• Description of the task: Your task is to copy the listing exactly, with the pictures left out.

• Items:
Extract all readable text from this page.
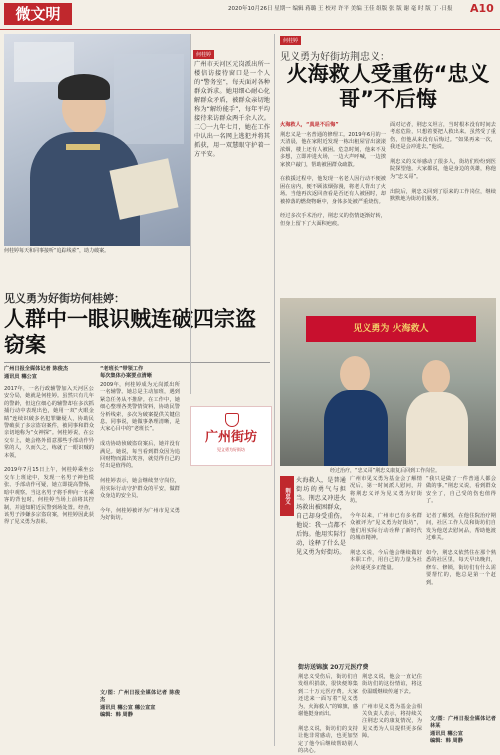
微文明	2020年10月26日 星期一 编辑 蒋璐 王 校对 许平 美编 王佳 组版 张 版 谢 毫 时 版 丁 ·日报 A10
何桂婷每天和同事接听“追踪线索”，助力破案。
何桂婷
广州市天河区元岗派出所一楼信访接待窗口是一个人的“警务室”，每天面对各种群众诉求。她用细心耐心化解群众矛盾，被群众亲切地称为“解纷能手”，每年平均接待来访群众两千余人次。二〇一九年七月，她在工作中认出一名网上逃犯并将其抓获，用一双慧眼守护着一方平安。
见义勇为好街坊何桂婷：
人群中一眼识贼连破四宗盗窃案
广州日报全媒体记者 陈俊杰
通讯员 穗公宣
2017年，一名行政辅警加入天河区公安分局，她就是何桂婷。虽然只有几年的警龄，但这位细心的辅警却在多次抓捕行动中表现出色，她用一双“火眼金睛”连续识破多名犯罪嫌疑人，协助民警破获了多宗盗窃案件，被同事和群众亲切地称为“女神探”。何桂婷说，在公交车上，她会格外留意那些手部动作异常的人，久而久之，练就了一眼识贼的本领。

2019年7月15日上午，何桂婷乘坐公交车上班途中，发现一名男子神色慌张、手部动作可疑，她立即提高警惕，暗中观察。当这名男子将手伸向一名乘客的背包时，何桂婷当场上前将其控制，并通知附近民警到场处置。经查，该男子涉嫌多宗盗窃案，何桂婷因此获得了见义勇为表彰。
“老班长”带领工作
每次集体办案要点清晰
2009年，何桂婷成为元岗派出所一名辅警。她总是主动加班，遇到紧急任务从不推辞。在工作中，她细心整理各类警情资料，协助民警分析线索，多次为破案提供关键信息。同事说，她做事条理清晰，是大家心目中的“老班长”。

成功协助侦破盗窃案后，她并没有满足。她说，每当看到群众因为追回财物而露出笑容，就觉得自己的付出是值得的。

何桂婷表示，她会继续坚守岗位，用实际行动守护群众的平安，做群众身边的安全员。

今年，何桂婷被评为广州市见义勇为好街坊。
文/图：广州日报全媒体记者 陈俊杰
通讯员 穗公宣 穗公宣宣
编辑：韩 周静
广州街坊
见义勇为好街坊
何桂婷
见义勇为好街坊荆忠义：
火海救人受重伤“忠义哥”不后悔
火海救人，“真是不后悔”
荆忠义是一名普通的修理工。2019年6月的一天清晨，他在家附近发现一栋出租屋冒出滚滚浓烟，楼上还有人被困。危急时刻，他来不及多想，立即冲进火场，一边大声呼喊，一边挨家挨户敲门，帮助被困群众疏散。

在救援过程中，他发现一名老人因行动不便被困在房内，便不顾浓烟弥漫，将老人背出了火场。当他再次返回查看是否还有人被困时，却被掉落的燃烧物砸中，身体多处被严重烧伤。

经过多次手术治疗，荆忠义的伤情逐渐好转，但身上留下了大面积疤痕。
面对记者，荆忠义坦言，当时根本没有时间去考虑危险，只想着要把人救出来。虽然受了重伤，但他从来没有后悔过。“如果再来一次，我还是会冲进去。”他说。

荆忠义的义举感动了很多人，街坊们纷纷到医院探望他。大家都说，他是身边的英雄，称他为“忠义哥”。

出院后，荆忠义回到了原来的工作岗位，继续默默地为街坊们服务。
见义勇为 火海救人
经过治疗，“忠义哥”荆忠义康复后回到工作岗位。
荆忠义
火海救人，是普通街坊的勇气与担当。荆忠义冲进火场救出被困群众，自己却身受重伤。他说：我一点都不后悔。他用实际行动，诠释了什么是见义勇为好街坊。
广州市见义勇为基金会了解情况后，第一时间派人慰问，并将荆忠义评为见义勇为好街坊。

今年以来，广州市已有多名群众被评为“见义勇为好街坊”，他们用实际行动诠释了新时代的城市精神。

荆忠义说，今后他会继续做好本职工作，用自己的力量为社会传递更多正能量。
“我只是做了一件普通人都会做的事。”荆忠义说，看到群众安全了，自己受的伤也值得了。

记者了解到，在他住院治疗期间，社区工作人员和街坊们自发为他送去慰问品，帮助他渡过难关。

如今，荆忠义依然住在那个熟悉的社区里，每天早出晚归，修车、修锁，街坊们有什么需要帮忙的，他总是第一个赶到。
街坊送锦旗 20万元医疗费
荆忠义受伤后，街坊们自发组织捐款，很快便筹集到二十万元医疗费。大家还送来一面写着“见义勇为，火海救人”的锦旗，感谢他挺身而出。

荆忠义说，街坊们的支持让他非常感动，也更加坚定了他今后继续帮助别人的决心。
荆忠义说，他会一直记住街坊们的这份情谊，将这份温暖继续传递下去。

广州市见义勇为基金会相关负责人表示，将持续关注荆忠义的康复情况，为见义勇为人员提供更多保障。
文/图：广州日报全媒体记者 林某
通讯员 穗公宣
编辑：韩 周静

• In response:
Extract all readable text from this page.
微文明	2020年10月26日 星期一 编辑 蒋璐 王 校对 许平 美编 王佳 组版 张 版 谢 毫 时 版 丁 ·日报 A10
何桂婷每天和同事接听“追踪线索”，助力破案。
何桂婷
广州市天河区元岗派出所一楼信访接待窗口是一个人的“警务室”，每天面对各种群众诉求。她用细心耐心化解群众矛盾，被群众亲切地称为“解纷能手”，每年平均接待来访群众两千余人次。二〇一九年七月，她在工作中认出一名网上逃犯并将其抓获，用一双慧眼守护着一方平安。
见义勇为好街坊何桂婷：
人群中一眼识贼连破四宗盗窃案
广州日报全媒体记者 陈俊杰
通讯员 穗公宣
2017年，一名行政辅警加入天河区公安分局，她就是何桂婷。虽然只有几年的警龄，但这位细心的辅警却在多次抓捕行动中表现出色，她用一双“火眼金睛”连续识破多名犯罪嫌疑人，协助民警破获了多宗盗窃案件，被同事和群众亲切地称为“女神探”。何桂婷说，在公交车上，她会格外留意那些手部动作异常的人，久而久之，练就了一眼识贼的本领。

2019年7月15日上午，何桂婷乘坐公交车上班途中，发现一名男子神色慌张、手部动作可疑，她立即提高警惕，暗中观察。当这名男子将手伸向一名乘客的背包时，何桂婷当场上前将其控制，并通知附近民警到场处置。经查，该男子涉嫌多宗盗窃案，何桂婷因此获得了见义勇为表彰。
“老班长”带领工作
每次集体办案要点清晰
2009年，何桂婷成为元岗派出所一名辅警。她总是主动加班，遇到紧急任务从不推辞。在工作中，她细心整理各类警情资料，协助民警分析线索，多次为破案提供关键信息。同事说，她做事条理清晰，是大家心目中的“老班长”。

成功协助侦破盗窃案后，她并没有满足。她说，每当看到群众因为追回财物而露出笑容，就觉得自己的付出是值得的。

何桂婷表示，她会继续坚守岗位，用实际行动守护群众的平安，做群众身边的安全员。

今年，何桂婷被评为广州市见义勇为好街坊。
文/图：广州日报全媒体记者 陈俊杰
通讯员 穗公宣 穗公宣宣
编辑：韩 周静
广州街坊
见义勇为好街坊
何桂婷
见义勇为好街坊荆忠义：
火海救人受重伤“忠义哥”不后悔
火海救人，“真是不后悔”
荆忠义是一名普通的修理工。2019年6月的一天清晨，他在家附近发现一栋出租屋冒出滚滚浓烟，楼上还有人被困。危急时刻，他来不及多想，立即冲进火场，一边大声呼喊，一边挨家挨户敲门，帮助被困群众疏散。

在救援过程中，他发现一名老人因行动不便被困在房内，便不顾浓烟弥漫，将老人背出了火场。当他再次返回查看是否还有人被困时，却被掉落的燃烧物砸中，身体多处被严重烧伤。

经过多次手术治疗，荆忠义的伤情逐渐好转，但身上留下了大面积疤痕。
面对记者，荆忠义坦言，当时根本没有时间去考虑危险，只想着要把人救出来。虽然受了重伤，但他从来没有后悔过。“如果再来一次，我还是会冲进去。”他说。

荆忠义的义举感动了很多人，街坊们纷纷到医院探望他。大家都说，他是身边的英雄，称他为“忠义哥”。

出院后，荆忠义回到了原来的工作岗位，继续默默地为街坊们服务。
见义勇为 火海救人
经过治疗，“忠义哥”荆忠义康复后回到工作岗位。
荆忠义
火海救人，是普通街坊的勇气与担当。荆忠义冲进火场救出被困群众，自己却身受重伤。他说：我一点都不后悔。他用实际行动，诠释了什么是见义勇为好街坊。
广州市见义勇为基金会了解情况后，第一时间派人慰问，并将荆忠义评为见义勇为好街坊。

今年以来，广州市已有多名群众被评为“见义勇为好街坊”，他们用实际行动诠释了新时代的城市精神。

荆忠义说，今后他会继续做好本职工作，用自己的力量为社会传递更多正能量。
“我只是做了一件普通人都会做的事。”荆忠义说，看到群众安全了，自己受的伤也值得了。

记者了解到，在他住院治疗期间，社区工作人员和街坊们自发为他送去慰问品，帮助他渡过难关。

如今，荆忠义依然住在那个熟悉的社区里，每天早出晚归，修车、修锁，街坊们有什么需要帮忙的，他总是第一个赶到。
街坊送锦旗 20万元医疗费
荆忠义受伤后，街坊们自发组织捐款，很快便筹集到二十万元医疗费。大家还送来一面写着“见义勇为，火海救人”的锦旗，感谢他挺身而出。

荆忠义说，街坊们的支持让他非常感动，也更加坚定了他今后继续帮助别人的决心。
荆忠义说，他会一直记住街坊们的这份情谊，将这份温暖继续传递下去。

广州市见义勇为基金会相关负责人表示，将持续关注荆忠义的康复情况，为见义勇为人员提供更多保障。
文/图：广州日报全媒体记者 林某
通讯员 穗公宣
编辑：韩 周静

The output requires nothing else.